Zadania do wykonania -
1) Przepisz bez zmian fragment tekstu źródłowego, zaczynając od „Prawa flanka to” i kończąc na „nie przewiduje roszad.”.
2) Oceń na podstawie tekstu źródłowego, czy zdania (a) Boban Kucalovic ma 27 lat, (b) Rok Urbancic zostanie wystawiony na sprzedaż, (c) Anze Kuraj jest zawodnikiem wypożyczonym są z nim zgodne. Przy każdym odpowiedz „tak” lub „nie” i przytocz dosłownie rozstrzygające słowa.
3) Napisz dalszy ciąg tekstu źródłowego, zaczynając od miejsca, w którym się kończy.

Tekst źródłowy -
----------------------------------------

Prawa flanka to królestwo Bobana Kucalovica. 27-latek jest jedną z kluczowych postaci mojego zespołu, a przynajmniej tak twierdzi asystent. Cóż, to on dostanie szansę w sparingach, aczkolwiek młody Slavec także może liczyć na sporo minut, chociażby w pucharze. Rok Urbancic normalnie poleciał by na sprzedaż, ale wyglądał na tyle ciekawie, że postanowiłem posłać go na wypożyczenie. Oczywiście o ile ktoś się zdecyduje... Na razie jednak nie przewiduje roszad.

Odnośnik do komentarza

Defensywna pomoc:

 

Anze Kuraj (18, DMC; Słowenia) - wypożyczony z Gorica
Marko Rojc (22, MC-DMC; Słowenia)

----------------------------------------

Dane -
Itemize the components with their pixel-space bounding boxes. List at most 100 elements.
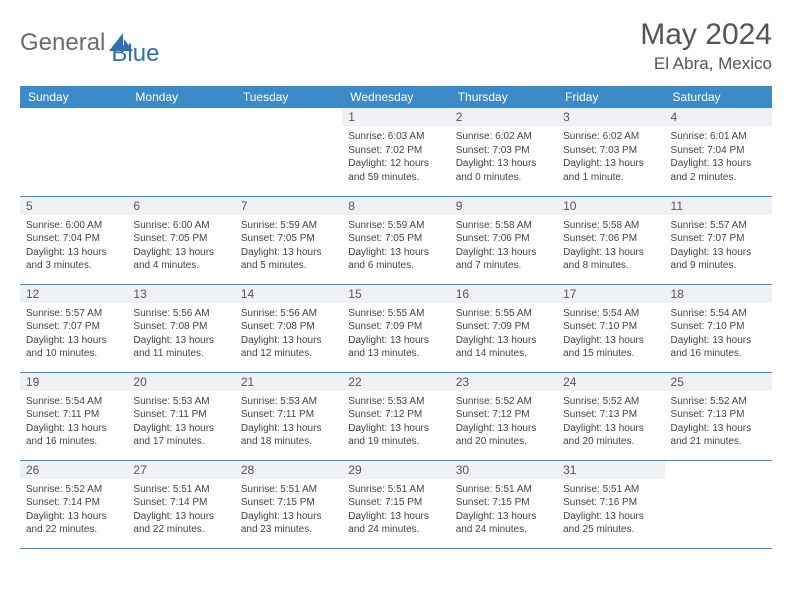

----------------------------------------

Odpowiedzi -
1)
Prawa flanka to królestwo Bobana Kucalovica. 27-latek jest jedną z kluczowych postaci mojego zespołu, a przynajmniej tak twierdzi asystent. Cóż, to on dostanie szansę w sparingach, aczkolwiek młody Slavec także może liczyć na sporo minut, chociażby w pucharze. Rok Urbancic normalnie poleciał by na sprzedaż, ale wyglądał na tyle ciekawie, że postanowiłem posłać go na wypożyczenie. Oczywiście o ile ktoś się zdecyduje... Na razie jednak nie przewiduje roszad.

2)
(a) Tak: „Prawa flanka to królestwo Bobana Kucalovica. 27-latek jest jedną z kluczowych postaci mojego zespołu”.
(b) Nie: „postanowiłem posłać go na wypożyczenie”.
(c) Tak: „Anze Kuraj (18, DMC; Słowenia) - wypożyczony z Gorica”.

3)
Saso Ogric (26, DMC-MC; Słowenia)
Jako, iż w mojej taktyce potrzebowałem defensywnego pomocnika, to zdecydowałem się przyjrzeć najpoważniejszym kandydatom do gry na tej pozycji. Pierwszy w kolejce jest oczywiście Saso Ogric, a więc kolejna pseudogwiazda drużyny z doświadczeniem pierwszoligowym. Jako jego zmiennik był szykowany młody Anze Kuraj, który został wypożyczony z Goricy, a w odwodzie pozostawał jeszcze Marko Rojc, ale w razie czego mogło tu też występować kilku innych środkowych pomocników.
Środek pomocy:
Aljaz Kanalec (19, MC-ML; Słowenia) - wypożyczony z Gorica
Bine Kavcic (20, MC; Słowenia)
Klemen Jarc (24, MC; Słowenia)
Jan Kragelj (29, MC; Słowenia)
Danjel Rakuscek (28, MC; Słowenia)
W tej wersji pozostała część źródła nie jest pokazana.